Given problem: Gather every line of the items that contains the string "Food", matching case exactly.

Collection entries
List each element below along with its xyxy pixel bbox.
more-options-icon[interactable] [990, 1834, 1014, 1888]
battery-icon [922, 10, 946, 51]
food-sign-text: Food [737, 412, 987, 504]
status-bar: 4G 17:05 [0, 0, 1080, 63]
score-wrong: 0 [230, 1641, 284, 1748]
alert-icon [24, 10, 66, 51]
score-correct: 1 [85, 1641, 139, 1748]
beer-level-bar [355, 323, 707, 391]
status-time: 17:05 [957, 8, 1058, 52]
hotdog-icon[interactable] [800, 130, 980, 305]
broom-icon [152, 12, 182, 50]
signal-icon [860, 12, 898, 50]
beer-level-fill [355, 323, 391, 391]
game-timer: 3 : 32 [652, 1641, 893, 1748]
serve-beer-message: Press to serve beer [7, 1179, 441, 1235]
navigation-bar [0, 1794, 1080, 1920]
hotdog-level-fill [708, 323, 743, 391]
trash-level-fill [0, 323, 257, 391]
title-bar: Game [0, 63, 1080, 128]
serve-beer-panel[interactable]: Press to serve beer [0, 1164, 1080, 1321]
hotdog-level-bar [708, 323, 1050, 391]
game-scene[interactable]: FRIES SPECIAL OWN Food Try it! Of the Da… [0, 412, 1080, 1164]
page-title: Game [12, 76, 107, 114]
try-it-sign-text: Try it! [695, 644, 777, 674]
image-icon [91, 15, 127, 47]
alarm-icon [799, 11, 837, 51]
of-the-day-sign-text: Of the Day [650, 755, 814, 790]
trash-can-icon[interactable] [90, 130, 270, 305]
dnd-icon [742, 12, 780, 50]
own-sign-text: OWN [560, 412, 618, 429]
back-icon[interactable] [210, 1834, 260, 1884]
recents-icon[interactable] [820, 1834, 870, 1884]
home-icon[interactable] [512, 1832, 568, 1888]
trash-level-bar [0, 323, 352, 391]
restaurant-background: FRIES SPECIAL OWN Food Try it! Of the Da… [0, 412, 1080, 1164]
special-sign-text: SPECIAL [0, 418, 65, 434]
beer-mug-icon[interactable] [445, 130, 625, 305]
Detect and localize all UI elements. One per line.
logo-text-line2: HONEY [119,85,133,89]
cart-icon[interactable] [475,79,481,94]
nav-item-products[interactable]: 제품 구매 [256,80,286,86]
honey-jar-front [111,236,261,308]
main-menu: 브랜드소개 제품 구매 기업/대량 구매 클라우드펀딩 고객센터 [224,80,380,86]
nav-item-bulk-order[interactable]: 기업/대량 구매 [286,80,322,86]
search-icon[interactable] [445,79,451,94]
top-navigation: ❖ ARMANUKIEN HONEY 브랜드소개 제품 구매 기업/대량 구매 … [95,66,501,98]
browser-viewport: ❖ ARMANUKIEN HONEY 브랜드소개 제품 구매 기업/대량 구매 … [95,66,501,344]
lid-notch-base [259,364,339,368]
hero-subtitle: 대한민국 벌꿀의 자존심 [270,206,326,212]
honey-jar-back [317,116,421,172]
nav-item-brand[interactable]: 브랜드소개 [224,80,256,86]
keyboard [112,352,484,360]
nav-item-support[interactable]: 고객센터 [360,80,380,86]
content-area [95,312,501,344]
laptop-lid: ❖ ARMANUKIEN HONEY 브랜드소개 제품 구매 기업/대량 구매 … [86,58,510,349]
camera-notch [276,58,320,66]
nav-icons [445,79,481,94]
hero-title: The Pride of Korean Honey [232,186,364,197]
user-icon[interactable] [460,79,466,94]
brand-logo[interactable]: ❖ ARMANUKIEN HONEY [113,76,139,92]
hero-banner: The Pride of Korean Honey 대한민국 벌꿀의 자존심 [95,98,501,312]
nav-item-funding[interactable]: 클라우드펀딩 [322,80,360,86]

Result of the task:
food-sign-text: Food [737, 412, 987, 504]
game-scene[interactable]: FRIES SPECIAL OWN Food Try it! Of the Da… [0, 412, 1080, 1164]
restaurant-background: FRIES SPECIAL OWN Food Try it! Of the Da… [0, 412, 1080, 1164]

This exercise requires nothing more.